• To do: Find the lines holding the word "text" and collect them.

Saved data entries
↓↓↓

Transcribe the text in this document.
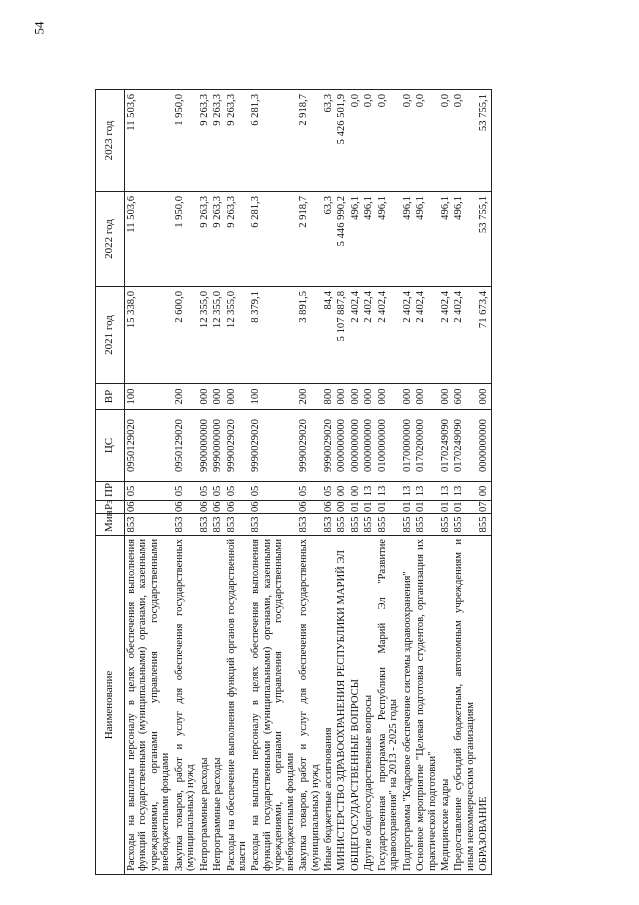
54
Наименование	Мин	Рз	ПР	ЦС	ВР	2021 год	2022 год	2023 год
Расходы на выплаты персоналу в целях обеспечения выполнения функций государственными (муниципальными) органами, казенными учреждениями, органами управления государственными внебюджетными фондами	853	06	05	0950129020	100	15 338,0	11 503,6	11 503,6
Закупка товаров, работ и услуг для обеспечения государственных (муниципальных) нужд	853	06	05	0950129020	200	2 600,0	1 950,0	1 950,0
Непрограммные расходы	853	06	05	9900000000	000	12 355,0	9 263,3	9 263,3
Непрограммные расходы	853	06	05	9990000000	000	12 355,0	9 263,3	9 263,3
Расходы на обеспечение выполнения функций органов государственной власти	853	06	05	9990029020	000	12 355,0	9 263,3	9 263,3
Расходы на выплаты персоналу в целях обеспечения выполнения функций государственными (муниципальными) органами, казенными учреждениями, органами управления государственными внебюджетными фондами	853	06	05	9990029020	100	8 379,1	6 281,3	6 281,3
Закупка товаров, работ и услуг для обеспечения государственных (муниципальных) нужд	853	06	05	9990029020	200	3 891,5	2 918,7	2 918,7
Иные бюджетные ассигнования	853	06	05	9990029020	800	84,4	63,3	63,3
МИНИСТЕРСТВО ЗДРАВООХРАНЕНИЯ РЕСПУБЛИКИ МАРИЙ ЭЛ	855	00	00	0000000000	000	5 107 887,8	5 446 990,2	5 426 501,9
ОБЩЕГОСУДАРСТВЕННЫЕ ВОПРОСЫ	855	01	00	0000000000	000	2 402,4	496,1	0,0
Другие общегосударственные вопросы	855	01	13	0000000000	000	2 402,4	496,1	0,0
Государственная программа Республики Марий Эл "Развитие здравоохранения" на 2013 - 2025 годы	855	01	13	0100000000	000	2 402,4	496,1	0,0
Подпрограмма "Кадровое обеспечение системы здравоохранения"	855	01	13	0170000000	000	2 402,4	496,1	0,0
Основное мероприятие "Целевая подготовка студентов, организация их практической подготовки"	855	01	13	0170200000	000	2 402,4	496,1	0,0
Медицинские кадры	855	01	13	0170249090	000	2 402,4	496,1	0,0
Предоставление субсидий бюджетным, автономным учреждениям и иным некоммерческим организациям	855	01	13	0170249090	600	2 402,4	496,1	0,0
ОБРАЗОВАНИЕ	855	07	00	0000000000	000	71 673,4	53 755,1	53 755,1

↑↑↑
↓↓↓

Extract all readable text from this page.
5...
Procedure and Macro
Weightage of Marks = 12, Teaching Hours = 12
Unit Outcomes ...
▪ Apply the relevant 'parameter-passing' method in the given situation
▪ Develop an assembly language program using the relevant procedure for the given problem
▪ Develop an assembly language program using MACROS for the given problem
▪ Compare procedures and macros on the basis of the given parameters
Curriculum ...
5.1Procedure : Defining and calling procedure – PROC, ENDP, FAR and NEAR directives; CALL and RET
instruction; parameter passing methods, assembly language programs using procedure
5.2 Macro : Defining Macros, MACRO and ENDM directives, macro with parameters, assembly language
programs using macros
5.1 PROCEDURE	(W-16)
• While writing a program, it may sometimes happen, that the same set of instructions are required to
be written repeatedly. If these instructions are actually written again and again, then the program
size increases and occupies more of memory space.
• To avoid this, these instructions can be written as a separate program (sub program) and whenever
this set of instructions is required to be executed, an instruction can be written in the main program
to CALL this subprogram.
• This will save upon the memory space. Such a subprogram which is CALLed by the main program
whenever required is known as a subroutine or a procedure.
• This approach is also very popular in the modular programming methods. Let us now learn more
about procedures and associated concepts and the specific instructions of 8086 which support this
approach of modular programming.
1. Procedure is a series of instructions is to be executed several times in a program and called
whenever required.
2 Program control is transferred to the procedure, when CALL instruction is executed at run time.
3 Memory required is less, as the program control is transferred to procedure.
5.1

↑↑↑

• Right answer:
Transcribe the text in this document.
Extract all readable text from this page.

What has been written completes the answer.